Stored entries
┌──
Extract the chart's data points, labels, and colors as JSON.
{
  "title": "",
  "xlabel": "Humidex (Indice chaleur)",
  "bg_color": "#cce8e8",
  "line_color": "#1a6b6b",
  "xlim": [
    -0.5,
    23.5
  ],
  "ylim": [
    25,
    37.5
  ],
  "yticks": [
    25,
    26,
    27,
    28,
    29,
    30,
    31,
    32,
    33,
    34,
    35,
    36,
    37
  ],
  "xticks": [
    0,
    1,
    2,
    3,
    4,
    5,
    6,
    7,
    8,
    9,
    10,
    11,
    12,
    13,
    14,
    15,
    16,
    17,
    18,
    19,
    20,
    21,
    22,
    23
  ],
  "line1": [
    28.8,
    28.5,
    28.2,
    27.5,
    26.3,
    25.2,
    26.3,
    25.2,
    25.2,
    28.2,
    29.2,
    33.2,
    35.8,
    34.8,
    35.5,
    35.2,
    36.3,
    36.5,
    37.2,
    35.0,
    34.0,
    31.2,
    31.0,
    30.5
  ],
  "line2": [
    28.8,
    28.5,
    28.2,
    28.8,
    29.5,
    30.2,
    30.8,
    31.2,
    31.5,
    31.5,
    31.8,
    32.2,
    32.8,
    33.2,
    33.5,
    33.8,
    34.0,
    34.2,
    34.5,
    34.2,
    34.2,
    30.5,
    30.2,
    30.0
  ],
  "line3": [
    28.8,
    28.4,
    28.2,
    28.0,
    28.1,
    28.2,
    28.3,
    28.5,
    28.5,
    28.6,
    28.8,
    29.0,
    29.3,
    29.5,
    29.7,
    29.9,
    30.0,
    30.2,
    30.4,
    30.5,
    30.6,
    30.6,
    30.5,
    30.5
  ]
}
└──
[Short exercise]
Reproduce the records word for word.

[Response to this exercise]
Extract the chart's data points, labels, and colors as JSON.
{
  "title": "",
  "xlabel": "Humidex (Indice chaleur)",
  "bg_color": "#cce8e8",
  "line_color": "#1a6b6b",
  "xlim": [
    -0.5,
    23.5
  ],
  "ylim": [
    25,
    37.5
  ],
  "yticks": [
    25,
    26,
    27,
    28,
    29,
    30,
    31,
    32,
    33,
    34,
    35,
    36,
    37
  ],
  "xticks": [
    0,
    1,
    2,
    3,
    4,
    5,
    6,
    7,
    8,
    9,
    10,
    11,
    12,
    13,
    14,
    15,
    16,
    17,
    18,
    19,
    20,
    21,
    22,
    23
  ],
  "line1": [
    28.8,
    28.5,
    28.2,
    27.5,
    26.3,
    25.2,
    26.3,
    25.2,
    25.2,
    28.2,
    29.2,
    33.2,
    35.8,
    34.8,
    35.5,
    35.2,
    36.3,
    36.5,
    37.2,
    35.0,
    34.0,
    31.2,
    31.0,
    30.5
  ],
  "line2": [
    28.8,
    28.5,
    28.2,
    28.8,
    29.5,
    30.2,
    30.8,
    31.2,
    31.5,
    31.5,
    31.8,
    32.2,
    32.8,
    33.2,
    33.5,
    33.8,
    34.0,
    34.2,
    34.5,
    34.2,
    34.2,
    30.5,
    30.2,
    30.0
  ],
  "line3": [
    28.8,
    28.4,
    28.2,
    28.0,
    28.1,
    28.2,
    28.3,
    28.5,
    28.5,
    28.6,
    28.8,
    29.0,
    29.3,
    29.5,
    29.7,
    29.9,
    30.0,
    30.2,
    30.4,
    30.5,
    30.6,
    30.6,
    30.5,
    30.5
  ]
}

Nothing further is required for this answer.